··· TESTO ···

ARCHITETTURA
Casa Dragones

V Taller interpreta l’ambiente domestico come luogo di mediazione. Costruendo una sequenza di spazi scandita da archi e corti che regolano il rapporto con il contesto

A Mérida, nello Yucatán, il progetto di V Taller per Casa Dragones propone un’idea di architettura residenziale fondata sul rapporto tra clima, spazio e costruzione. L’intervento si colloca nel filone del modernismo latinoamericano e lo assume come metodo, utilizzando il controllo ambientale e la centralità del vuoto come strumenti di progetto. In questa prospettiva, la casa pone in relazione contesto e spazio abitativo attraverso la sua sequenza distributiva.

L’impianto architettonico si sviluppa su una platea in calcestruzzo che stabilisce un rapporto diretto con il terreno, definendo una soglia netta rispetto al contesto. Su questa piattaforma si innesta una struttura scandita da archi, che articolano la profondità degli spazi e creano un sistema di ombreggiamento continuo.

Il riferimento alla tradizione costruttiva locale passa attraverso una rielaborazione tipologica, che utilizza elementi ricorrenti dell’architettura vernacolare come strumenti di regolazione ambientale. Il ritmo strutturale detta le stesse modalità di fruizione della casa, trasformando il percorso domestico in una sequenza di passaggi graduati fra interno ed esterno.

··· DATI ···

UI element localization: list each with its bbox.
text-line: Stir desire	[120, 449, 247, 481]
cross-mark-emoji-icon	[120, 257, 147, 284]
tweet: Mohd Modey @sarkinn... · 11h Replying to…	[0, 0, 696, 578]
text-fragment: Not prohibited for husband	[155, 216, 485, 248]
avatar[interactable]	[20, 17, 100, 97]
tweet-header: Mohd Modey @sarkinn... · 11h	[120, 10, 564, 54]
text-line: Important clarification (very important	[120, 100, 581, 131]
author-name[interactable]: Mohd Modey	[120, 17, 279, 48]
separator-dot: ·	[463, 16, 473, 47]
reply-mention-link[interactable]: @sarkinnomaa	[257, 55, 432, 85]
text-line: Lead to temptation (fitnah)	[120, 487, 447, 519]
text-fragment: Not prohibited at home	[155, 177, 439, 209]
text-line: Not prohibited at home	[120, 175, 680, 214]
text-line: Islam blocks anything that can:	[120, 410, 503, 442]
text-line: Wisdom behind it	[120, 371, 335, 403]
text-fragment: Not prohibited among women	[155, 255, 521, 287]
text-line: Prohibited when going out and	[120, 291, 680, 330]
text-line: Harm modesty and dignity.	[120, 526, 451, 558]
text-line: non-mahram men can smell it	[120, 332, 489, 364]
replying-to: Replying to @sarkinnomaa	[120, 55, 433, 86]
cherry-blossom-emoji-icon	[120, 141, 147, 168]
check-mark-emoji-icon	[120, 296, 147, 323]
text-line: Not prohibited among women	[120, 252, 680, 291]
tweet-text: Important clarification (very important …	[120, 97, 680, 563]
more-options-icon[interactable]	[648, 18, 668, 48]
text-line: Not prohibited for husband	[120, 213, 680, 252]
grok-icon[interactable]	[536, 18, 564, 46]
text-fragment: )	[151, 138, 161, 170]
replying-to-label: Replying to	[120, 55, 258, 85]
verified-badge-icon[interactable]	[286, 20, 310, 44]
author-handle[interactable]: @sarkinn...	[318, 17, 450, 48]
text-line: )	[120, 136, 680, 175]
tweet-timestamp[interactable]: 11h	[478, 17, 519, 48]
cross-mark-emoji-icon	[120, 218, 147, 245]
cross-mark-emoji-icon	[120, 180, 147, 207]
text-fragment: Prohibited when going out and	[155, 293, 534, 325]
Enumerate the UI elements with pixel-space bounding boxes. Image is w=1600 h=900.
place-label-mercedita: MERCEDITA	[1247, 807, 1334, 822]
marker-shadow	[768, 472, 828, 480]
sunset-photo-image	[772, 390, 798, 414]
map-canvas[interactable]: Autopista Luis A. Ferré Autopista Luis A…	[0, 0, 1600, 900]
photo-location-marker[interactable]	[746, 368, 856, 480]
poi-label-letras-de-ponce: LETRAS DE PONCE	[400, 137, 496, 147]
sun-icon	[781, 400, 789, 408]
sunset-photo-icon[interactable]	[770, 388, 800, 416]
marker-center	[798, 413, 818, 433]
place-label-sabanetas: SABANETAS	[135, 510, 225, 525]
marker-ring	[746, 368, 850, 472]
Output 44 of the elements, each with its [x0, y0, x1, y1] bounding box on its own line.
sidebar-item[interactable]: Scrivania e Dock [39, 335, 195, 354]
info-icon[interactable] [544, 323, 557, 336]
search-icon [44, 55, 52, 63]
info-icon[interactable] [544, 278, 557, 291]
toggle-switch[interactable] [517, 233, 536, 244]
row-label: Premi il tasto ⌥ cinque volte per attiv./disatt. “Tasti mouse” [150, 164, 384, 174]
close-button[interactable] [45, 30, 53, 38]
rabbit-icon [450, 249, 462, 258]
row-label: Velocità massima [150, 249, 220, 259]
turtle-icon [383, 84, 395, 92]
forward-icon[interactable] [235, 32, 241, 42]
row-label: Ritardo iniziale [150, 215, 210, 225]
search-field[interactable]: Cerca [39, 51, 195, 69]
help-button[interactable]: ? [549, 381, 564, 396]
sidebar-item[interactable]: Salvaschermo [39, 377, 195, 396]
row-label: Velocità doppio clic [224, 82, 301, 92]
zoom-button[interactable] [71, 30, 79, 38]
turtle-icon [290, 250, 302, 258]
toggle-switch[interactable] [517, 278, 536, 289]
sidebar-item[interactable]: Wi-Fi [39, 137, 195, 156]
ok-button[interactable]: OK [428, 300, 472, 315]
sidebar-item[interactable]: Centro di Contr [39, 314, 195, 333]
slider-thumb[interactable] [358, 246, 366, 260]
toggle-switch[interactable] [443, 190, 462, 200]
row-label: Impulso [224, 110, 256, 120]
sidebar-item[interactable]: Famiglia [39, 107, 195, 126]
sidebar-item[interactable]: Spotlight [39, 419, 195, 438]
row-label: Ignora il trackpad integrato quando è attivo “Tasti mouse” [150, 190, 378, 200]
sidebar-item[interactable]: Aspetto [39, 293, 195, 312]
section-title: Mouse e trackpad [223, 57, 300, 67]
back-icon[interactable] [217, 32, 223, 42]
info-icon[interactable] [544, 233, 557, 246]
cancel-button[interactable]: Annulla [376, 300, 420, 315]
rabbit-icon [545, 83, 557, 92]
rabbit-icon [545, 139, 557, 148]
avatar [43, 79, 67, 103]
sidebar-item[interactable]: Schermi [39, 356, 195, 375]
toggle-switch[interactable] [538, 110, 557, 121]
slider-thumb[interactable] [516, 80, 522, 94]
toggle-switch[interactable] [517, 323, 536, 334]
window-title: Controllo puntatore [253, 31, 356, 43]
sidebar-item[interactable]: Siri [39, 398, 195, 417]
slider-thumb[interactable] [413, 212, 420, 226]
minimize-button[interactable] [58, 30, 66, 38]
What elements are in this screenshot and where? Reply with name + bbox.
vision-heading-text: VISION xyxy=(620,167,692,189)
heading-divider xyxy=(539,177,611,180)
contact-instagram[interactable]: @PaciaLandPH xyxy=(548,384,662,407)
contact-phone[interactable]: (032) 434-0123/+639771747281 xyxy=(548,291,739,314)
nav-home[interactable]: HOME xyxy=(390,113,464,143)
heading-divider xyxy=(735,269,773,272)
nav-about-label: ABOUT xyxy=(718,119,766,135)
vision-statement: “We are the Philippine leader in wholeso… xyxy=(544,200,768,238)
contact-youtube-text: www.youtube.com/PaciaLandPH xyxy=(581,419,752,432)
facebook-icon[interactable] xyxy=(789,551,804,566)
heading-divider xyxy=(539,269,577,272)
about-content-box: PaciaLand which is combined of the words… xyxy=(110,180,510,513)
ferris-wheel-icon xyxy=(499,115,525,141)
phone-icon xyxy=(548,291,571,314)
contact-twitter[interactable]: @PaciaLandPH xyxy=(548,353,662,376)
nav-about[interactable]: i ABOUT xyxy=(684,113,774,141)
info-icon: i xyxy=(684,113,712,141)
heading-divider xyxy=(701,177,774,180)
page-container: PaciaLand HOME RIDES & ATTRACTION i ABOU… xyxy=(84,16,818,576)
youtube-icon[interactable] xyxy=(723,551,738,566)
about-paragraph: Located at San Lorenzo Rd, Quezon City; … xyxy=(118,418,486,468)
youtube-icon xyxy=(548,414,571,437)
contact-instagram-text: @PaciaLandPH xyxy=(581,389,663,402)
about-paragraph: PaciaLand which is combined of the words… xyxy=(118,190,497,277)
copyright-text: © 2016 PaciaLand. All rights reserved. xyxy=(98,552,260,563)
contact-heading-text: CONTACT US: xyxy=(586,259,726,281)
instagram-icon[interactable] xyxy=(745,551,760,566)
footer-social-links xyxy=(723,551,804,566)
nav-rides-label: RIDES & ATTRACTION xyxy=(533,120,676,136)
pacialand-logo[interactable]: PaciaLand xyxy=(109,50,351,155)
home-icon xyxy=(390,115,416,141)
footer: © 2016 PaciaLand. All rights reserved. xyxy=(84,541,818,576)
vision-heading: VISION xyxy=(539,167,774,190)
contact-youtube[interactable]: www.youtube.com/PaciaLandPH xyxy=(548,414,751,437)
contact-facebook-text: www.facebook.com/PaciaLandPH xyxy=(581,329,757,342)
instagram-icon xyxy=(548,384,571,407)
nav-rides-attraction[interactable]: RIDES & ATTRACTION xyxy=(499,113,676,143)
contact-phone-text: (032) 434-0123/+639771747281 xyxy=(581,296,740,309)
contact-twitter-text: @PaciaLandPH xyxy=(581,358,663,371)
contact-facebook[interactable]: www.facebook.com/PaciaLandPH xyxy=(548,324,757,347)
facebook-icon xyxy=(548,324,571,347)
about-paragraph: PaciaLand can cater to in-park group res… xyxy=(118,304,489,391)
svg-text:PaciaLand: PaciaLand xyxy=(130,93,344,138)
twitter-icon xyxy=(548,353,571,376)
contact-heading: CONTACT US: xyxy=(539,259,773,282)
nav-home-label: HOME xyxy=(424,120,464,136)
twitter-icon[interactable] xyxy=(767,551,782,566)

···

● **CONSEGNE**
1. Riporta il testo su Casa Dragones partendo da "L’impianto architettonico si" e proseguendo fino a "interno ed esterno.".
2. Riassumi in due frasi il testo su Casa Dragones.

● **SOLUZIONI**
1.
L’impianto architettonico si sviluppa su una platea in calcestruzzo che stabilisce un rapporto diretto con il terreno, definendo una soglia netta rispetto al contesto. Su questa piattaforma si innesta una struttura scandita da archi, che articolano la profondità degli spazi e creano un sistema di ombreggiamento continuo.

Il riferimento alla tradizione costruttiva locale passa attraverso una rielaborazione tipologica, che utilizza elementi ricorrenti dell’architettura vernacolare come strumenti di regolazione ambientale. Il ritmo strutturale detta le stesse modalità di fruizione della casa, trasformando il percorso domestico in una sequenza di passaggi graduati fra interno ed esterno.

2. A Mérida, nello Yucatán, V Taller ha progettato Casa Dragones come un'architettura residenziale fondata sul rapporto tra clima, spazio e costruzione, che assume il modernismo latinoamericano come metodo. La casa poggia su una platea in calcestruzzo su cui si innesta una struttura scandita da archi, che crea un ombreggiamento continuo e trasforma il percorso domestico in una sequenza di passaggi graduati fra interno ed esterno.